■ Provided passage ■
= Beginning of Section =

Schools, universities, libraries, places of worship and sporting institutions have shut down due to the recent outbreak of the coronavirus. A global pandemic is unfolding in front of our eyes. Most of us have never experienced anything like this before.
The virus is likely to affect you and most of the people you love. In addition to overloaded hospitals, the effects beyond the health care system are starting to materialize. The feedback loops on society, economy and the environment are ringing massive alarm bells.
Fight or flight
The media is filled with reporting on the issue. New articles are seeping into our screens 24/7. Some feed us with useful information, others leave us in complete despair. What is clear: the situation is serious and the consequences are dire.
National and global efforts are focused on ‘flattening the curve’. The graph below says it all. We need to slow down the spread of the disease in order to stay within the capacity of the health care system, i.e. keep fatality rates low.
Source: COVID-19 #CoronaVirus Infographic Data Pack by Information is beautiful (16 March, 2020)
There is ample information on what we need to do in the practical sense of the matter. Washing our hands, avoiding touching our faces and maintaining social distancing are bacis at this point.
It is imperative we understand what is happening around us, so we can act responsibly. Make efforts to seek out reliable information that informs why behaviour change is necessary and crucial in times like this. So much has been published on matter, the internet is your ally. Start looking.

= End of Section =

■ Information provided ■
= Beginning of Section =

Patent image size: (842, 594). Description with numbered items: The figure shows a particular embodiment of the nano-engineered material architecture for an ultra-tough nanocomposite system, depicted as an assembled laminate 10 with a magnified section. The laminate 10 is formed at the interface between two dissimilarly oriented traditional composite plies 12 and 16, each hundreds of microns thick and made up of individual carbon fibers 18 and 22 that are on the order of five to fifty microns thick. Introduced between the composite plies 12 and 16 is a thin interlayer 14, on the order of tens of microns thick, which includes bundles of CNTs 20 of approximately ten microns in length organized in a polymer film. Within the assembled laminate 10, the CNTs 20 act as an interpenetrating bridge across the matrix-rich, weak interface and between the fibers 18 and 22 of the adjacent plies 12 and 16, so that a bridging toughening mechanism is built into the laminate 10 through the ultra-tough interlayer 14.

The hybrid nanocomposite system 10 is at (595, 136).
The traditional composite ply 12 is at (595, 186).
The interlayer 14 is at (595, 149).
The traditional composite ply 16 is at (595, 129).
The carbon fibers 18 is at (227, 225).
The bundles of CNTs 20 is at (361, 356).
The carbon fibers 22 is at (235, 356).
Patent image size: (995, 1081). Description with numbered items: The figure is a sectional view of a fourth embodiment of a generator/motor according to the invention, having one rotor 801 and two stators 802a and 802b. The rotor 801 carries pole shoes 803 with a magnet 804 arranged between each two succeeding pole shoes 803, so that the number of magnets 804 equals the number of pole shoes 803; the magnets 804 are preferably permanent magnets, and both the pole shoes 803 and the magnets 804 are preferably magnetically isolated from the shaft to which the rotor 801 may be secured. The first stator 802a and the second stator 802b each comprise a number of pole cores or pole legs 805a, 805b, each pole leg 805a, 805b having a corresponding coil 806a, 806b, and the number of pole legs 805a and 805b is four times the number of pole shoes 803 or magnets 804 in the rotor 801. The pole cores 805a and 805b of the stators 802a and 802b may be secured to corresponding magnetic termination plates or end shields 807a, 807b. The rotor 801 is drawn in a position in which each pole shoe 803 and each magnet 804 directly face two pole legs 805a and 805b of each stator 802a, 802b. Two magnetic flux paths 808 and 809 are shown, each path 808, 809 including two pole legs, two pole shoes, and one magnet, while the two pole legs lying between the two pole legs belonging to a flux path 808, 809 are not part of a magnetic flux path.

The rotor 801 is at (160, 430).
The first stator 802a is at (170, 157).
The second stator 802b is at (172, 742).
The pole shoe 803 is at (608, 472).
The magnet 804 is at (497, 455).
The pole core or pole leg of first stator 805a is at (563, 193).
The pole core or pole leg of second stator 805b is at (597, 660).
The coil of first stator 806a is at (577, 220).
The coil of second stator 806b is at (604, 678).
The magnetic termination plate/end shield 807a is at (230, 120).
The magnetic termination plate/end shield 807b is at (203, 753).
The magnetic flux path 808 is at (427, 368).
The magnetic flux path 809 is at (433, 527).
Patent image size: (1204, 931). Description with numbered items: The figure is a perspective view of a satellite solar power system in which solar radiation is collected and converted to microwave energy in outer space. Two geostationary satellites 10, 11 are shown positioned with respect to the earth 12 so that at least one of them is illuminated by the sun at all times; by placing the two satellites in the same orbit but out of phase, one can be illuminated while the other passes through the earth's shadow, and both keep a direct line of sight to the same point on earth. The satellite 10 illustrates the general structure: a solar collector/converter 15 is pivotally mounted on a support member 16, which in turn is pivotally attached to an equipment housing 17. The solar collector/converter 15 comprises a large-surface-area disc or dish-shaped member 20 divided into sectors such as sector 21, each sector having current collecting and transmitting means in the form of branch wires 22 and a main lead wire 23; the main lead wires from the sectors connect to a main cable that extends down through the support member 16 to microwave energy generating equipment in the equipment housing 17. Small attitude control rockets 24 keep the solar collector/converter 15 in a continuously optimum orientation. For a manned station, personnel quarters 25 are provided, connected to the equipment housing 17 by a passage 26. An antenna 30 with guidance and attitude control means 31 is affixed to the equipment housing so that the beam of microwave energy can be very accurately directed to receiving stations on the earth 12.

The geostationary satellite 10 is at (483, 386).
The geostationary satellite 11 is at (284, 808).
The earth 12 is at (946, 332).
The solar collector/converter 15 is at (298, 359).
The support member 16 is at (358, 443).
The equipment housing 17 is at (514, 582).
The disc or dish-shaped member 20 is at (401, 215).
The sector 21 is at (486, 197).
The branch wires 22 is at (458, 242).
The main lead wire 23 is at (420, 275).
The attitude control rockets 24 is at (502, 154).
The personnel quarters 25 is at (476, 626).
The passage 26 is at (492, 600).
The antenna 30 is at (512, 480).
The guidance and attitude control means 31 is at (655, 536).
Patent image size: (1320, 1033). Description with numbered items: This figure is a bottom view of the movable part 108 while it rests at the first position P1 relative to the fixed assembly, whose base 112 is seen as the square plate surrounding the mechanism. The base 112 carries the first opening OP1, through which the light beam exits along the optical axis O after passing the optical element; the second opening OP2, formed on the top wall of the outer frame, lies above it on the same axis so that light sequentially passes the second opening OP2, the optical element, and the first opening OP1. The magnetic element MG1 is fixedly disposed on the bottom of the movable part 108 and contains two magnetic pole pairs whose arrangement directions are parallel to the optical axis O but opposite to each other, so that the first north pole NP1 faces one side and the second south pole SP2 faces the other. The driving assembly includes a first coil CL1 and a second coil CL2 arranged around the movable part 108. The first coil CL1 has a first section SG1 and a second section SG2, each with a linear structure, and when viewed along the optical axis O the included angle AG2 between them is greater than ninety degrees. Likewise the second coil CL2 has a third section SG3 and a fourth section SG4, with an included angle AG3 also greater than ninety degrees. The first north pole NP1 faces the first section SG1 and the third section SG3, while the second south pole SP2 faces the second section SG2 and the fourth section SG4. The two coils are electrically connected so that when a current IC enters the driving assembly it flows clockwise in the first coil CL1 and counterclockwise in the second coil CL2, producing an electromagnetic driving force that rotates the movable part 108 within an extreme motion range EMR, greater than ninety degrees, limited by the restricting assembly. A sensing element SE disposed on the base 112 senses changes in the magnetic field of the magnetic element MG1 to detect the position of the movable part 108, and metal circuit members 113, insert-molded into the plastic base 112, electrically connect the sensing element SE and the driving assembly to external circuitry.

= End of Section =

■ What is being asked ■
In the coronavirus article, copy the section that starts at "Fight or flight" and ends after "(16 March, 2020)", keeping every word the same.

■ Result of the exercise ■
Fight or flight
The media is filled with reporting on the issue. New articles are seeping into our screens 24/7. Some feed us with useful information, others leave us in complete despair. What is clear: the situation is serious and the consequences are dire.
National and global efforts are focused on ‘flattening the curve’. The graph below says it all. We need to slow down the spread of the disease in order to stay within the capacity of the health care system, i.e. keep fatality rates low.
Source: COVID-19 #CoronaVirus Infographic Data Pack by Information is beautiful (16 March, 2020)